**What you have to do**
Exact reproduction is required for all entries.

##########

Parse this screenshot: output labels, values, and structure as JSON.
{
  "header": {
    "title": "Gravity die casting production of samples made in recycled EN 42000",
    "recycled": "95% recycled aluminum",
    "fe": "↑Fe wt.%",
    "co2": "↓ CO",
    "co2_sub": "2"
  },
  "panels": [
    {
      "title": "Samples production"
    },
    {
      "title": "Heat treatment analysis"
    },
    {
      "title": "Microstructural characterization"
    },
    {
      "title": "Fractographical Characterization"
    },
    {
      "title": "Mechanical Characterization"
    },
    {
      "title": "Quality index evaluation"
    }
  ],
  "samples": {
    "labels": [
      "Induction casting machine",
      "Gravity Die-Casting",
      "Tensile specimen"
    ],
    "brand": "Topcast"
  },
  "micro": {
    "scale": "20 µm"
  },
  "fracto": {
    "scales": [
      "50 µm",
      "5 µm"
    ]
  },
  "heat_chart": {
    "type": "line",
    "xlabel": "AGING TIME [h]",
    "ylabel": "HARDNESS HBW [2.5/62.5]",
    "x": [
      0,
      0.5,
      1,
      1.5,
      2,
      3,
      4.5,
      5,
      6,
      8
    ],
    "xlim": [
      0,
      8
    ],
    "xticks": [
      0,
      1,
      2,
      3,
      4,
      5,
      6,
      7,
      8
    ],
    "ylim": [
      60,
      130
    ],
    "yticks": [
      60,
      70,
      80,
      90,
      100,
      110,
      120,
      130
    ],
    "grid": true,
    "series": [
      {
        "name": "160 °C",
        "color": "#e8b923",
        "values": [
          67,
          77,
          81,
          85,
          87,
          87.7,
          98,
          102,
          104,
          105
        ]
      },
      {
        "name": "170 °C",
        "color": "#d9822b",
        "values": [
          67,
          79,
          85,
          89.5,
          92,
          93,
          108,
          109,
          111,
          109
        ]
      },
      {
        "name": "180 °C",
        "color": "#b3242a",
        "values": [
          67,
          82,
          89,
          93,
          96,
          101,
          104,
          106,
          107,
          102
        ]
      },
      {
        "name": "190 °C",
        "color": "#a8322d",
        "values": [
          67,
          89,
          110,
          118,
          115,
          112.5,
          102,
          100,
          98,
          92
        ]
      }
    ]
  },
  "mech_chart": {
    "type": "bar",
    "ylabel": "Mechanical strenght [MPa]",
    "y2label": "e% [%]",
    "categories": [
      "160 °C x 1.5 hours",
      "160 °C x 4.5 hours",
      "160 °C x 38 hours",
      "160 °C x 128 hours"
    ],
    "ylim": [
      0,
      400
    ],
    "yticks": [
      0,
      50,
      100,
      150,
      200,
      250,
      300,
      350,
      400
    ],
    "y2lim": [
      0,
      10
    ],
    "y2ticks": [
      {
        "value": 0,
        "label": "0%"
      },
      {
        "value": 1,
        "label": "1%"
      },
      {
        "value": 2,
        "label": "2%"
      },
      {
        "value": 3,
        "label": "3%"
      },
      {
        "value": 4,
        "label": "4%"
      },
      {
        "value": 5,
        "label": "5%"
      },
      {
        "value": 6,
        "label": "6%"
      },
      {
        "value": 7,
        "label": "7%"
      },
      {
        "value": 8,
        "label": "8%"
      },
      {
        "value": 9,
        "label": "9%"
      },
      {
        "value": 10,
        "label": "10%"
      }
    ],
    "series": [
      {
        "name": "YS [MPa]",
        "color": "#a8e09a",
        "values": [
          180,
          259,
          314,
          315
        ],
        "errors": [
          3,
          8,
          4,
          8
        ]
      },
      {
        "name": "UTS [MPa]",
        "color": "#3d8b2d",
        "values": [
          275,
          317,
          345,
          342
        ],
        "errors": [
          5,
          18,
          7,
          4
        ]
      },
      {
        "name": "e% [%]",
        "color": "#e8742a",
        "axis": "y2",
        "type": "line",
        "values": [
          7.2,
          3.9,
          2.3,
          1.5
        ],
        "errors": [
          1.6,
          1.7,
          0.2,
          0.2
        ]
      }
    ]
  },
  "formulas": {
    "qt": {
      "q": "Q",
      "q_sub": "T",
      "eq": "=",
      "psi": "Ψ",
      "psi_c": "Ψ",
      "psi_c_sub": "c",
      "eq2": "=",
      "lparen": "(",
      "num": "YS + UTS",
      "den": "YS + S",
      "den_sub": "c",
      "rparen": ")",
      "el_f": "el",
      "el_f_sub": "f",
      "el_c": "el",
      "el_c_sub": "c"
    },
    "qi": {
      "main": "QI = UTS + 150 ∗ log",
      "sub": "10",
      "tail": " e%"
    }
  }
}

##########

**Answer in full**
Parse this screenshot: output labels, values, and structure as JSON.
{
  "header": {
    "title": "Gravity die casting production of samples made in recycled EN 42000",
    "recycled": "95% recycled aluminum",
    "fe": "↑Fe wt.%",
    "co2": "↓ CO",
    "co2_sub": "2"
  },
  "panels": [
    {
      "title": "Samples production"
    },
    {
      "title": "Heat treatment analysis"
    },
    {
      "title": "Microstructural characterization"
    },
    {
      "title": "Fractographical Characterization"
    },
    {
      "title": "Mechanical Characterization"
    },
    {
      "title": "Quality index evaluation"
    }
  ],
  "samples": {
    "labels": [
      "Induction casting machine",
      "Gravity Die-Casting",
      "Tensile specimen"
    ],
    "brand": "Topcast"
  },
  "micro": {
    "scale": "20 µm"
  },
  "fracto": {
    "scales": [
      "50 µm",
      "5 µm"
    ]
  },
  "heat_chart": {
    "type": "line",
    "xlabel": "AGING TIME [h]",
    "ylabel": "HARDNESS HBW [2.5/62.5]",
    "x": [
      0,
      0.5,
      1,
      1.5,
      2,
      3,
      4.5,
      5,
      6,
      8
    ],
    "xlim": [
      0,
      8
    ],
    "xticks": [
      0,
      1,
      2,
      3,
      4,
      5,
      6,
      7,
      8
    ],
    "ylim": [
      60,
      130
    ],
    "yticks": [
      60,
      70,
      80,
      90,
      100,
      110,
      120,
      130
    ],
    "grid": true,
    "series": [
      {
        "name": "160 °C",
        "color": "#e8b923",
        "values": [
          67,
          77,
          81,
          85,
          87,
          87.7,
          98,
          102,
          104,
          105
        ]
      },
      {
        "name": "170 °C",
        "color": "#d9822b",
        "values": [
          67,
          79,
          85,
          89.5,
          92,
          93,
          108,
          109,
          111,
          109
        ]
      },
      {
        "name": "180 °C",
        "color": "#b3242a",
        "values": [
          67,
          82,
          89,
          93,
          96,
          101,
          104,
          106,
          107,
          102
        ]
      },
      {
        "name": "190 °C",
        "color": "#a8322d",
        "values": [
          67,
          89,
          110,
          118,
          115,
          112.5,
          102,
          100,
          98,
          92
        ]
      }
    ]
  },
  "mech_chart": {
    "type": "bar",
    "ylabel": "Mechanical strenght [MPa]",
    "y2label": "e% [%]",
    "categories": [
      "160 °C x 1.5 hours",
      "160 °C x 4.5 hours",
      "160 °C x 38 hours",
      "160 °C x 128 hours"
    ],
    "ylim": [
      0,
      400
    ],
    "yticks": [
      0,
      50,
      100,
      150,
      200,
      250,
      300,
      350,
      400
    ],
    "y2lim": [
      0,
      10
    ],
    "y2ticks": [
      {
        "value": 0,
        "label": "0%"
      },
      {
        "value": 1,
        "label": "1%"
      },
      {
        "value": 2,
        "label": "2%"
      },
      {
        "value": 3,
        "label": "3%"
      },
      {
        "value": 4,
        "label": "4%"
      },
      {
        "value": 5,
        "label": "5%"
      },
      {
        "value": 6,
        "label": "6%"
      },
      {
        "value": 7,
        "label": "7%"
      },
      {
        "value": 8,
        "label": "8%"
      },
      {
        "value": 9,
        "label": "9%"
      },
      {
        "value": 10,
        "label": "10%"
      }
    ],
    "series": [
      {
        "name": "YS [MPa]",
        "color": "#a8e09a",
        "values": [
          180,
          259,
          314,
          315
        ],
        "errors": [
          3,
          8,
          4,
          8
        ]
      },
      {
        "name": "UTS [MPa]",
        "color": "#3d8b2d",
        "values": [
          275,
          317,
          345,
          342
        ],
        "errors": [
          5,
          18,
          7,
          4
        ]
      },
      {
        "name": "e% [%]",
        "color": "#e8742a",
        "axis": "y2",
        "type": "line",
        "values": [
          7.2,
          3.9,
          2.3,
          1.5
        ],
        "errors": [
          1.6,
          1.7,
          0.2,
          0.2
        ]
      }
    ]
  },
  "formulas": {
    "qt": {
      "q": "Q",
      "q_sub": "T",
      "eq": "=",
      "psi": "Ψ",
      "psi_c": "Ψ",
      "psi_c_sub": "c",
      "eq2": "=",
      "lparen": "(",
      "num": "YS + UTS",
      "den": "YS + S",
      "den_sub": "c",
      "rparen": ")",
      "el_f": "el",
      "el_f_sub": "f",
      "el_c": "el",
      "el_c_sub": "c"
    },
    "qi": {
      "main": "QI = UTS + 150 ∗ log",
      "sub": "10",
      "tail": " e%"
    }
  }
}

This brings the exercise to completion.